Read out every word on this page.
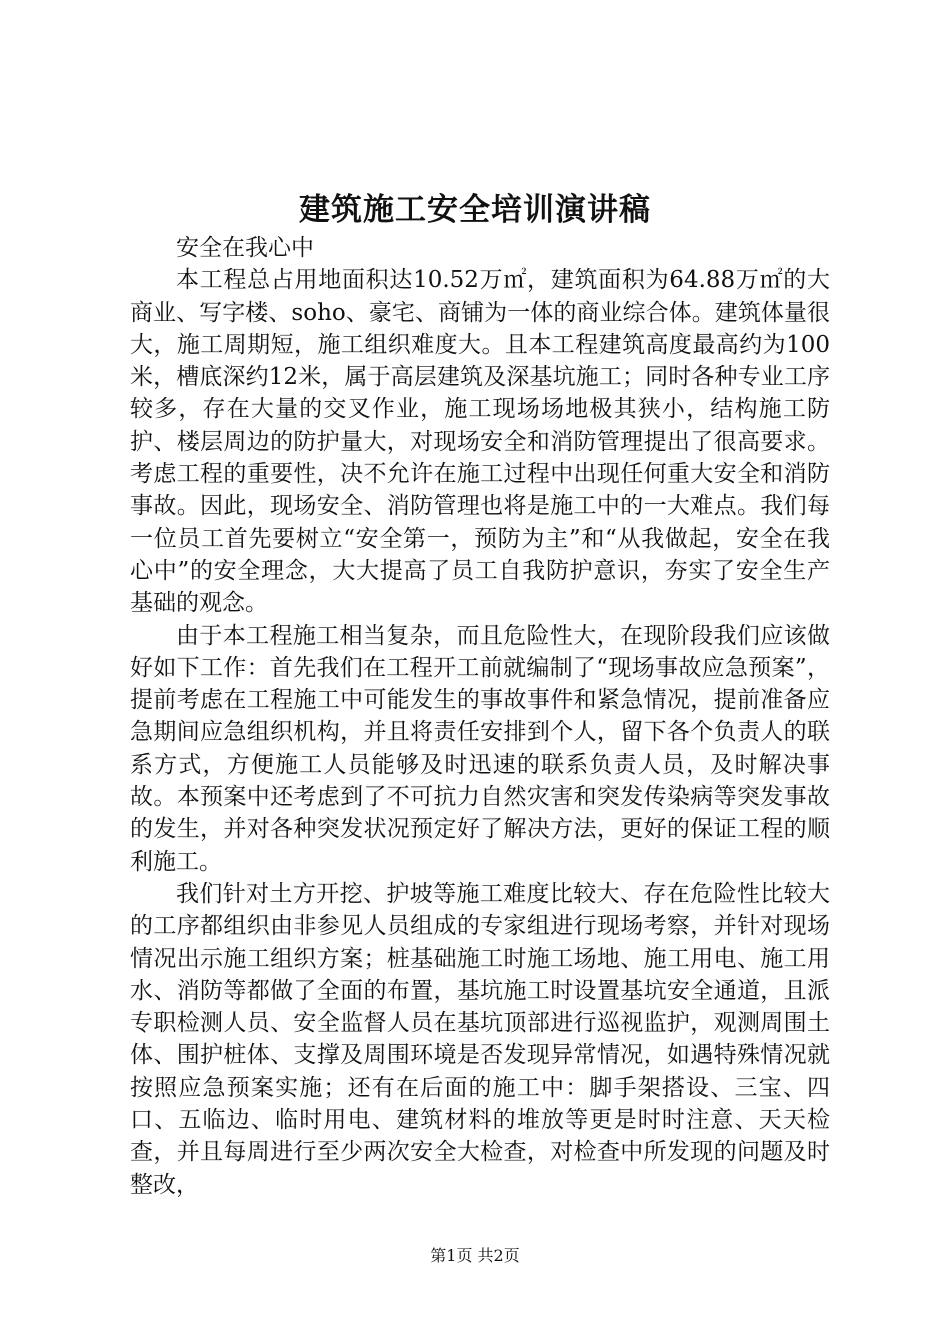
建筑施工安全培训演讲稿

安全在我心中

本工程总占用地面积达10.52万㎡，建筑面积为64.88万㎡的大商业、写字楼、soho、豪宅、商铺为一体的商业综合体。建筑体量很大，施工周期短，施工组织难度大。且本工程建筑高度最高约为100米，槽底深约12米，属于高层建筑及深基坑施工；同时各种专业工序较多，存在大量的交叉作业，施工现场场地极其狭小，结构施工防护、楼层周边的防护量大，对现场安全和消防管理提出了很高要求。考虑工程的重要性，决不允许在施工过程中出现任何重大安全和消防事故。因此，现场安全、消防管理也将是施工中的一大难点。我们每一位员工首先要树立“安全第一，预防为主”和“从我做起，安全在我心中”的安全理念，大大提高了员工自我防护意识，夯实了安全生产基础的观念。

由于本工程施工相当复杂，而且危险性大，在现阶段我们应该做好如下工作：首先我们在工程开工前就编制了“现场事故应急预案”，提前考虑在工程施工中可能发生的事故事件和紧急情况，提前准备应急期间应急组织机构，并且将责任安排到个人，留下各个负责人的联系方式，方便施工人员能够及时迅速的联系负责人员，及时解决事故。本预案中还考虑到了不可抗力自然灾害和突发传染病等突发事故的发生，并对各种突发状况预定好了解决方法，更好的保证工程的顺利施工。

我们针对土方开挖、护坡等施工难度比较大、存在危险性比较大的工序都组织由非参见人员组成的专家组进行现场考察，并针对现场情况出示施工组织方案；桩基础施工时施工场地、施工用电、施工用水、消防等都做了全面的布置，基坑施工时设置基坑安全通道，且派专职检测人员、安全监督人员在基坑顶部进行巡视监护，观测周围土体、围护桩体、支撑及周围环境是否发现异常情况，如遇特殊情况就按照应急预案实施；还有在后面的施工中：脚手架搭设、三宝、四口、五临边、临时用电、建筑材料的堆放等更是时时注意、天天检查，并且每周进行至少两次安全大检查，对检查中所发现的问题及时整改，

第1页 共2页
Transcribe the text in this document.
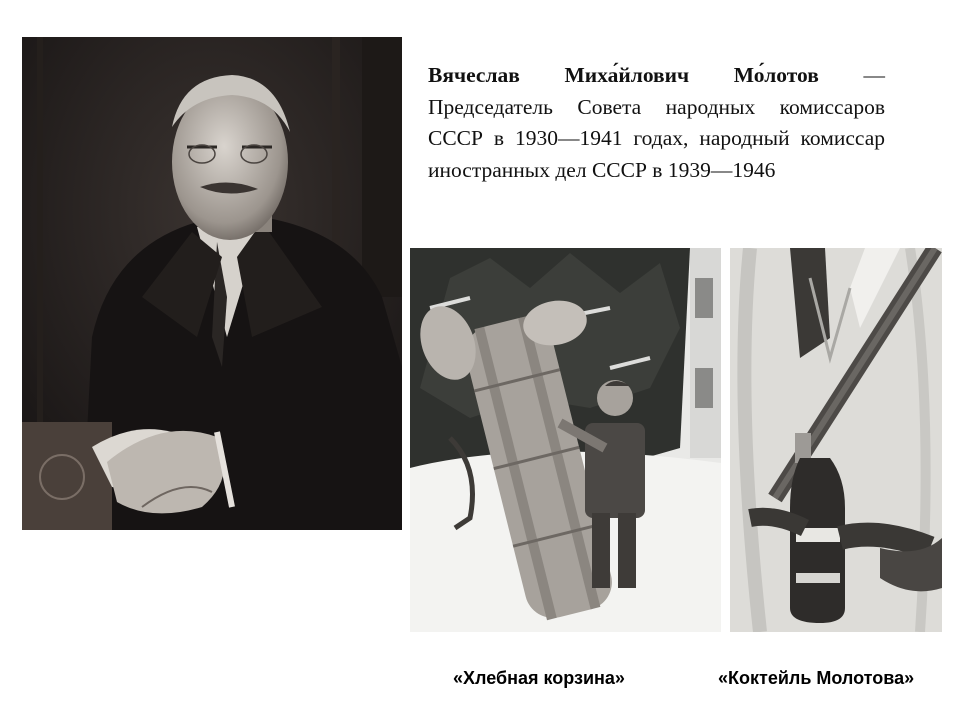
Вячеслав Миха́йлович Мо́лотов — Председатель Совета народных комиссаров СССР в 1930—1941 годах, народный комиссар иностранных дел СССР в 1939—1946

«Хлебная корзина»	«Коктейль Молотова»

**What to work on**
From the records above, copy every line that holds the word "安全在我心中".

**Answer**
安全在我心中
本工程总占用地面积达10.52万㎡，建筑面积为64.88万㎡的大商业、写字楼、soho、豪宅、商铺为一体的商业综合体。建筑体量很大，施工周期短，施工组织难度大。且本工程建筑高度最高约为100米，槽底深约12米，属于高层建筑及深基坑施工；同时各种专业工序较多，存在大量的交叉作业，施工现场场地极其狭小，结构施工防护、楼层周边的防护量大，对现场安全和消防管理提出了很高要求。考虑工程的重要性，决不允许在施工过程中出现任何重大安全和消防事故。因此，现场安全、消防管理也将是施工中的一大难点。我们每一位员工首先要树立“安全第一，预防为主”和“从我做起，安全在我心中”的安全理念，大大提高了员工自我防护意识，夯实了安全生产基础的观念。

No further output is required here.